_Problem statement_
Return all entries precisely as they stand, without the images.

_Dataset entries_
• • • • • • •

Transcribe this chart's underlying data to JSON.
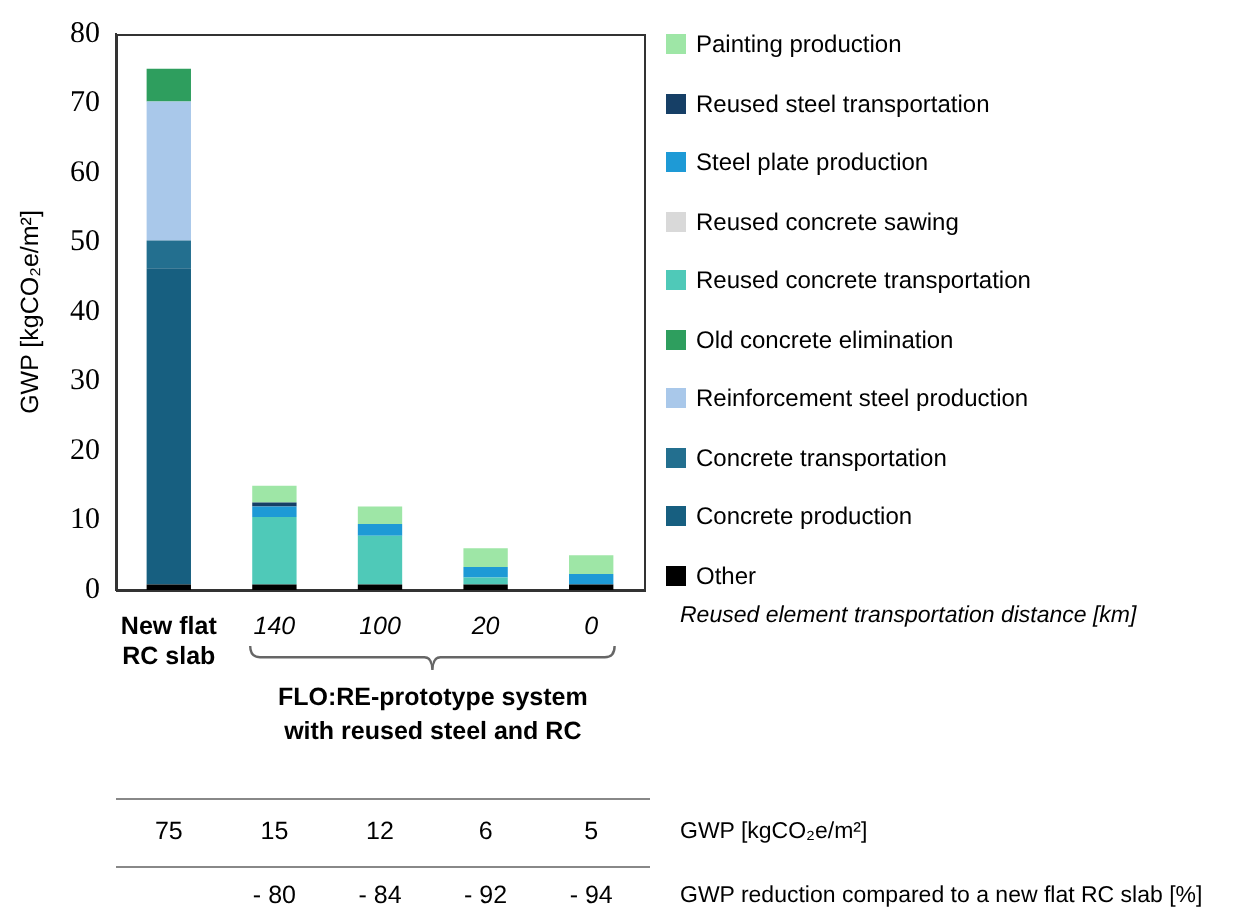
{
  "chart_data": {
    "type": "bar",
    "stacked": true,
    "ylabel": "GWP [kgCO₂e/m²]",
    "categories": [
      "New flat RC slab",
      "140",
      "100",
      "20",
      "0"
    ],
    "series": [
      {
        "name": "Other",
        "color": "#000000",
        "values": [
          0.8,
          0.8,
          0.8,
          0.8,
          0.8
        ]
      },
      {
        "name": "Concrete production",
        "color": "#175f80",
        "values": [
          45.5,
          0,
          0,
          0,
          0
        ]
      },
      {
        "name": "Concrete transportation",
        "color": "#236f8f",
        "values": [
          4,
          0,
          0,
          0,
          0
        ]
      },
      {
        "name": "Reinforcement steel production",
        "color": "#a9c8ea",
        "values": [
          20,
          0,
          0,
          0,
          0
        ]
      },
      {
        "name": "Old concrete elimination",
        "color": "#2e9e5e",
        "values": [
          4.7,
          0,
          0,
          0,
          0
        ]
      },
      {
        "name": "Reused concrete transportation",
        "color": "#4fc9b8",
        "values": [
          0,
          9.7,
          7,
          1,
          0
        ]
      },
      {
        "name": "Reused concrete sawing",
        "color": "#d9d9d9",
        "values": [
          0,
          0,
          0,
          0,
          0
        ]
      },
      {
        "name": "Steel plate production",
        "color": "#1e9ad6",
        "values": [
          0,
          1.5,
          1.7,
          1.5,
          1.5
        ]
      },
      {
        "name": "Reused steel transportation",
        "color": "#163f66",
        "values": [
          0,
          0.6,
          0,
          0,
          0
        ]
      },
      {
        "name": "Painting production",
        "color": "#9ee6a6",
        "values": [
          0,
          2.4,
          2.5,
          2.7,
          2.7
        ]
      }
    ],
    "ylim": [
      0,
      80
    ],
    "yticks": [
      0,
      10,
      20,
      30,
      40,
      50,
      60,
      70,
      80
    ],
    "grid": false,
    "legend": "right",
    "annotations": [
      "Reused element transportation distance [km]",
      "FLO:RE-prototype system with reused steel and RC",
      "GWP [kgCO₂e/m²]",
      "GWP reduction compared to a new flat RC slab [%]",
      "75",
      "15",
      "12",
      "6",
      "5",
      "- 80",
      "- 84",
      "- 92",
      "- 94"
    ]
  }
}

• • • • • • •

_Solution to the problem_
Transcribe this chart's underlying data to JSON.
{
  "chart_data": {
    "type": "bar",
    "stacked": true,
    "ylabel": "GWP [kgCO₂e/m²]",
    "categories": [
      "New flat RC slab",
      "140",
      "100",
      "20",
      "0"
    ],
    "series": [
      {
        "name": "Other",
        "color": "#000000",
        "values": [
          0.8,
          0.8,
          0.8,
          0.8,
          0.8
        ]
      },
      {
        "name": "Concrete production",
        "color": "#175f80",
        "values": [
          45.5,
          0,
          0,
          0,
          0
        ]
      },
      {
        "name": "Concrete transportation",
        "color": "#236f8f",
        "values": [
          4,
          0,
          0,
          0,
          0
        ]
      },
      {
        "name": "Reinforcement steel production",
        "color": "#a9c8ea",
        "values": [
          20,
          0,
          0,
          0,
          0
        ]
      },
      {
        "name": "Old concrete elimination",
        "color": "#2e9e5e",
        "values": [
          4.7,
          0,
          0,
          0,
          0
        ]
      },
      {
        "name": "Reused concrete transportation",
        "color": "#4fc9b8",
        "values": [
          0,
          9.7,
          7,
          1,
          0
        ]
      },
      {
        "name": "Reused concrete sawing",
        "color": "#d9d9d9",
        "values": [
          0,
          0,
          0,
          0,
          0
        ]
      },
      {
        "name": "Steel plate production",
        "color": "#1e9ad6",
        "values": [
          0,
          1.5,
          1.7,
          1.5,
          1.5
        ]
      },
      {
        "name": "Reused steel transportation",
        "color": "#163f66",
        "values": [
          0,
          0.6,
          0,
          0,
          0
        ]
      },
      {
        "name": "Painting production",
        "color": "#9ee6a6",
        "values": [
          0,
          2.4,
          2.5,
          2.7,
          2.7
        ]
      }
    ],
    "ylim": [
      0,
      80
    ],
    "yticks": [
      0,
      10,
      20,
      30,
      40,
      50,
      60,
      70,
      80
    ],
    "grid": false,
    "legend": "right",
    "annotations": [
      "Reused element transportation distance [km]",
      "FLO:RE-prototype system with reused steel and RC",
      "GWP [kgCO₂e/m²]",
      "GWP reduction compared to a new flat RC slab [%]",
      "75",
      "15",
      "12",
      "6",
      "5",
      "- 80",
      "- 84",
      "- 92",
      "- 94"
    ]
  }
}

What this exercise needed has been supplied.